**Given request:** Reproduce the entire listing word for word.

**Extracted records:**
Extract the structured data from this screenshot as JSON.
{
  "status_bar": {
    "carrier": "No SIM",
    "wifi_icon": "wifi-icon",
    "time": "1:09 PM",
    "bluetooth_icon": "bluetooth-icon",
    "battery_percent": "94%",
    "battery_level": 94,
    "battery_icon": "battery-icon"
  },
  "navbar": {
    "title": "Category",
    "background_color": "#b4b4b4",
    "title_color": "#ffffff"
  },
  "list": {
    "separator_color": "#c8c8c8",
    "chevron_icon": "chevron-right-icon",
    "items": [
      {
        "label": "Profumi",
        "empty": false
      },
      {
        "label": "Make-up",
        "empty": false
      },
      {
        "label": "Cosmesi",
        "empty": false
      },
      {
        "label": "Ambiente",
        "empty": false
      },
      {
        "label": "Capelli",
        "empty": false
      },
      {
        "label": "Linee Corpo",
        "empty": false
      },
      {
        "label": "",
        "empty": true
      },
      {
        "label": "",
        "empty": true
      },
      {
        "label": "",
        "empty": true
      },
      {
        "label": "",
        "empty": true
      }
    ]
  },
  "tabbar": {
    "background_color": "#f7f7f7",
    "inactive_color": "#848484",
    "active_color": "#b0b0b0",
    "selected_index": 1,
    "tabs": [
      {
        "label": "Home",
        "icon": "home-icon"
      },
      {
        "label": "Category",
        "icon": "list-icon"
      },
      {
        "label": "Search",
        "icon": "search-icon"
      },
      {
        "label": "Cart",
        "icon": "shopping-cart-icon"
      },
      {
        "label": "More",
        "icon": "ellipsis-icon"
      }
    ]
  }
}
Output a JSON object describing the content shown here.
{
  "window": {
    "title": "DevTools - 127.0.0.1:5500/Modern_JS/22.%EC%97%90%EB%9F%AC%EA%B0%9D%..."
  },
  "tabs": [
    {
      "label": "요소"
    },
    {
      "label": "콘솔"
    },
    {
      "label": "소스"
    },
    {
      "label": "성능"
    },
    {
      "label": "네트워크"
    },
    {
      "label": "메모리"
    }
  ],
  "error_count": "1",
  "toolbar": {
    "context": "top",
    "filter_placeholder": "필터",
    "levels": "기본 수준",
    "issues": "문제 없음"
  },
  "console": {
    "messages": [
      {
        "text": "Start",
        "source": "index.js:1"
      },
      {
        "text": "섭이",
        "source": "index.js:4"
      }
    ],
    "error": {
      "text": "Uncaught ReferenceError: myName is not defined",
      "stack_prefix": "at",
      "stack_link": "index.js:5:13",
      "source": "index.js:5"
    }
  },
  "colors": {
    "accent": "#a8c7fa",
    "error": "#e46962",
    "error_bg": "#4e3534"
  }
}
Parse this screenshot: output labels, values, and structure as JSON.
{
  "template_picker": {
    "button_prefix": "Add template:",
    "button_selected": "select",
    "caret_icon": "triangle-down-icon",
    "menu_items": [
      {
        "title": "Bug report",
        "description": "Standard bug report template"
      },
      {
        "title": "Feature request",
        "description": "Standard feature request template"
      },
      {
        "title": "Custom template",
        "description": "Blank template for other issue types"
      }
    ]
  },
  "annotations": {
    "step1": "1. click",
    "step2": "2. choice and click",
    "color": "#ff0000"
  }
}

**Answer to the task:**
Extract the structured data from this screenshot as JSON.
{
  "status_bar": {
    "carrier": "No SIM",
    "wifi_icon": "wifi-icon",
    "time": "1:09 PM",
    "bluetooth_icon": "bluetooth-icon",
    "battery_percent": "94%",
    "battery_level": 94,
    "battery_icon": "battery-icon"
  },
  "navbar": {
    "title": "Category",
    "background_color": "#b4b4b4",
    "title_color": "#ffffff"
  },
  "list": {
    "separator_color": "#c8c8c8",
    "chevron_icon": "chevron-right-icon",
    "items": [
      {
        "label": "Profumi",
        "empty": false
      },
      {
        "label": "Make-up",
        "empty": false
      },
      {
        "label": "Cosmesi",
        "empty": false
      },
      {
        "label": "Ambiente",
        "empty": false
      },
      {
        "label": "Capelli",
        "empty": false
      },
      {
        "label": "Linee Corpo",
        "empty": false
      },
      {
        "label": "",
        "empty": true
      },
      {
        "label": "",
        "empty": true
      },
      {
        "label": "",
        "empty": true
      },
      {
        "label": "",
        "empty": true
      }
    ]
  },
  "tabbar": {
    "background_color": "#f7f7f7",
    "inactive_color": "#848484",
    "active_color": "#b0b0b0",
    "selected_index": 1,
    "tabs": [
      {
        "label": "Home",
        "icon": "home-icon"
      },
      {
        "label": "Category",
        "icon": "list-icon"
      },
      {
        "label": "Search",
        "icon": "search-icon"
      },
      {
        "label": "Cart",
        "icon": "shopping-cart-icon"
      },
      {
        "label": "More",
        "icon": "ellipsis-icon"
      }
    ]
  }
}
Output a JSON object describing the content shown here.
{
  "window": {
    "title": "DevTools - 127.0.0.1:5500/Modern_JS/22.%EC%97%90%EB%9F%AC%EA%B0%9D%..."
  },
  "tabs": [
    {
      "label": "요소"
    },
    {
      "label": "콘솔"
    },
    {
      "label": "소스"
    },
    {
      "label": "성능"
    },
    {
      "label": "네트워크"
    },
    {
      "label": "메모리"
    }
  ],
  "error_count": "1",
  "toolbar": {
    "context": "top",
    "filter_placeholder": "필터",
    "levels": "기본 수준",
    "issues": "문제 없음"
  },
  "console": {
    "messages": [
      {
        "text": "Start",
        "source": "index.js:1"
      },
      {
        "text": "섭이",
        "source": "index.js:4"
      }
    ],
    "error": {
      "text": "Uncaught ReferenceError: myName is not defined",
      "stack_prefix": "at",
      "stack_link": "index.js:5:13",
      "source": "index.js:5"
    }
  },
  "colors": {
    "accent": "#a8c7fa",
    "error": "#e46962",
    "error_bg": "#4e3534"
  }
}
Parse this screenshot: output labels, values, and structure as JSON.
{
  "template_picker": {
    "button_prefix": "Add template:",
    "button_selected": "select",
    "caret_icon": "triangle-down-icon",
    "menu_items": [
      {
        "title": "Bug report",
        "description": "Standard bug report template"
      },
      {
        "title": "Feature request",
        "description": "Standard feature request template"
      },
      {
        "title": "Custom template",
        "description": "Blank template for other issue types"
      }
    ]
  },
  "annotations": {
    "step1": "1. click",
    "step2": "2. choice and click",
    "color": "#ff0000"
  }
}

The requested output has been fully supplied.